*** Opening Text section ***

In contrast, the Biden administration is signalling that Iran should take nothing for granted.
Top U.S. officials will tell visiting Israeli counterparts in Washington on Tuesday they are committed to diplomacy but would be prepared to pursue “other avenues” to ensure Tehran does not acquire a nuclear weapon, a senior U.S. official said.
Israel says it will not allow Tehran to get a nuclear bomb.
The man with ultimate authority in Iran, Supreme Leader Ayatollah Ali Khamenei, has blamed the United States for the pause in the talks.
“Ayatollah Khamenei seems to believe that by waiting, he can get a better deal from Washington. That time is on his side,” said Meir Javedanfar, Iran lecturer at Israel’s Reichman University.
Tehran and Washington still disagree on which steps need to be taken and when, with the key issues being what nuclear limits Tehran will accept and what sanctions Washington will remove.
The fact that indirect talks between Tehran and Washington paused after the election of Raisi was a sign of Tehran’s plan “to press for major concessions” from the United States, said a former Iranian official.
“The establishment is also weighing different tactics to get more and give less in return. It takes time to determine their strategy,” he said.
Naming Ali Bagheri Kani, an ardent critic of the 2015 pact, to replace former pragmatist chief nuclear negotiator Abbas Araqchi, signals Tehran will take an uncompromising approach when the talks resume, Eurasia Group analyst Henry Rome said.
ECONOMIC RISK
In addition to seeking the lifting of Trump-era sanctions in a verifiable process, Tehran also wants Washington to remove Iran’s Revolutionary Guards from a terrorism blacklist. It also wants Europe to guarantee foreign investors will return, and assurances that Washington will not renege on the deal again.

*** Closing Text section ***
*** Opening Excerpted data ***

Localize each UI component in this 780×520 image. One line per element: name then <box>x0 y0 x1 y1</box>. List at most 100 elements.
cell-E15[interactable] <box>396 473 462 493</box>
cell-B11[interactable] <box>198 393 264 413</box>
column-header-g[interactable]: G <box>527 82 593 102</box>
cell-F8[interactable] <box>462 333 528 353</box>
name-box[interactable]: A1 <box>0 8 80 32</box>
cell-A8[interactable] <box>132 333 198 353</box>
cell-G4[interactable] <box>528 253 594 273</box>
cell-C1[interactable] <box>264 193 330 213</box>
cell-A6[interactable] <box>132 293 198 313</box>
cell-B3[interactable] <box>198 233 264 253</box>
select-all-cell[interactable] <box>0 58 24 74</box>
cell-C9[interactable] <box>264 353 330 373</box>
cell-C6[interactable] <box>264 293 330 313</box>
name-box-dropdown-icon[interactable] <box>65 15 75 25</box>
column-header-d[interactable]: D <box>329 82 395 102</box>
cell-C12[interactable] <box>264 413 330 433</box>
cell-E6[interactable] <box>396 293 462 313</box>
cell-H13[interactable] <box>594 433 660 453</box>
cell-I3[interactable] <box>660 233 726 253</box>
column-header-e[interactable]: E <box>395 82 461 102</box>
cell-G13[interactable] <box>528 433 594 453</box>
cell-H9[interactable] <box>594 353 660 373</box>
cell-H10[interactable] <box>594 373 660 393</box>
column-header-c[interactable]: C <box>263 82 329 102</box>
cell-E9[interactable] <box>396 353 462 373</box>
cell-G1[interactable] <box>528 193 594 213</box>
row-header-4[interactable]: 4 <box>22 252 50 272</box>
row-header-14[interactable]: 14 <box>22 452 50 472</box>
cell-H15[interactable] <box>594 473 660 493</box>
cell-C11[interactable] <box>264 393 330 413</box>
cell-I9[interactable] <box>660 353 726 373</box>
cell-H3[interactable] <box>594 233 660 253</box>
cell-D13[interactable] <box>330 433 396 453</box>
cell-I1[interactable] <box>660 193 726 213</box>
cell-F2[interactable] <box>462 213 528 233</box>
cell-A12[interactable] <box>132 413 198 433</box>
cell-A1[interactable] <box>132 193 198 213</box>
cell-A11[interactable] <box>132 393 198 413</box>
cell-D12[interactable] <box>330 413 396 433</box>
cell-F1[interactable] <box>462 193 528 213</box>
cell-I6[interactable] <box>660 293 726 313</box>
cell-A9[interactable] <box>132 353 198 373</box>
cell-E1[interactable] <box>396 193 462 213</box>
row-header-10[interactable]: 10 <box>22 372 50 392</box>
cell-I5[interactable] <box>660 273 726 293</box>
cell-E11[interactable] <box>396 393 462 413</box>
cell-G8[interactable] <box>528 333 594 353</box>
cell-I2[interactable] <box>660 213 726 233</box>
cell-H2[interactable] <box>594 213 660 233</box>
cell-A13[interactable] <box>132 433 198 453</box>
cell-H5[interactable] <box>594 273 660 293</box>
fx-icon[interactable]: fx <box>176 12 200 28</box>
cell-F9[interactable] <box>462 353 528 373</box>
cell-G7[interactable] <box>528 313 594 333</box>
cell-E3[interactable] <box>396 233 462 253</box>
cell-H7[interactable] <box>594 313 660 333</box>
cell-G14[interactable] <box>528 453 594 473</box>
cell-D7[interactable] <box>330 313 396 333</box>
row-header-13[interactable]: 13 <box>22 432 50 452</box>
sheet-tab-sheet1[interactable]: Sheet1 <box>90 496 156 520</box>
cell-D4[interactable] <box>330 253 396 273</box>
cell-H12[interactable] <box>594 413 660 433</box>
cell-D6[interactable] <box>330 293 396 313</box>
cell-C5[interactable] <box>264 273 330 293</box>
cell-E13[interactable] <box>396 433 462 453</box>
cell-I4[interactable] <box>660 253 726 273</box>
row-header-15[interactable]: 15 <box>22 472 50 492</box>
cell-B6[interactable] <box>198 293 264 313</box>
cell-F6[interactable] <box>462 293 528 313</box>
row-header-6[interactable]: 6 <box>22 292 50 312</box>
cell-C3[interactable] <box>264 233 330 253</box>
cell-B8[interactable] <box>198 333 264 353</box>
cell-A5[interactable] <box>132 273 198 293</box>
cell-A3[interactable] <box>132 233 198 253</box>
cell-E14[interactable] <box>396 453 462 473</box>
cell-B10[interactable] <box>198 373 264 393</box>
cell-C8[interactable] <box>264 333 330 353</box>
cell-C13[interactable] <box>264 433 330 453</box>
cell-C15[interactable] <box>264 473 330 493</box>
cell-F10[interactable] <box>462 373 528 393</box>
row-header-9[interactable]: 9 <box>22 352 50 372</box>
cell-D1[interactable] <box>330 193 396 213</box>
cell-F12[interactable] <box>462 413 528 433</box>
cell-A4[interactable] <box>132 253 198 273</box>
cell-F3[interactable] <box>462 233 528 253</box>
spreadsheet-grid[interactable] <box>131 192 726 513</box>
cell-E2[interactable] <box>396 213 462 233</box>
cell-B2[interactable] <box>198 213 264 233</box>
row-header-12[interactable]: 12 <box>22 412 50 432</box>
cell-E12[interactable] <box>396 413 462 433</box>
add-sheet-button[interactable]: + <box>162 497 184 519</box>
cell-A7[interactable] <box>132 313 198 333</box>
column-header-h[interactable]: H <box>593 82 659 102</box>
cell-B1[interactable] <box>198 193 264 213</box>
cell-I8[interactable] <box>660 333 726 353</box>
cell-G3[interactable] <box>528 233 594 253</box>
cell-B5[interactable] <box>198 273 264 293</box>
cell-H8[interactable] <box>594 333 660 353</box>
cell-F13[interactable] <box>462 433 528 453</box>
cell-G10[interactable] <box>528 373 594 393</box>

*** Closing Excerpted data ***

▶ **Brief A**: From the Iran nuclear talks article, output the passage between "The fact that" and "former Iranian official.", inclusive, copied word for word.
▶ **Brief B**: Continue the article on the Iran nuclear talks from where it stops.

▶ **Response area A**:
The fact that indirect talks between Tehran and Washington paused after the election of Raisi was a sign of Tehran’s plan “to press for major concessions” from the United States, said a former Iranian official.

▶ **Response area B**:
For his part, Biden wants to restore the pact’s nuclear limits and, if possible, extend them while pushing back against what he has called Iran’s other destabilizing activities.
Sanam Vakil, deputy director of Chatham House’s Middle East and North Africa Program, said Iran would ‘win’ if it gained further concessions from Washington, but should the deal collapse Iran’s rulers sense that they could survive through “maximum resistance”, a reference to economic self-reliance.
However, Iran’s foot-dragging strategy could weaken the country’s clerical rulers by further hurting an economy already grappling with squeezed oil revenues.
The authorities fear a re-eruption of unrest among its core supporters – lower-income Iranians – whose periodic bouts of protest in recent years reminded them how vulnerable they could be to popular anger over economic hardships.
“A failure to revive the nuclear deal entails real economic risk for Iran … but politics trumps economics right now,” Rome said.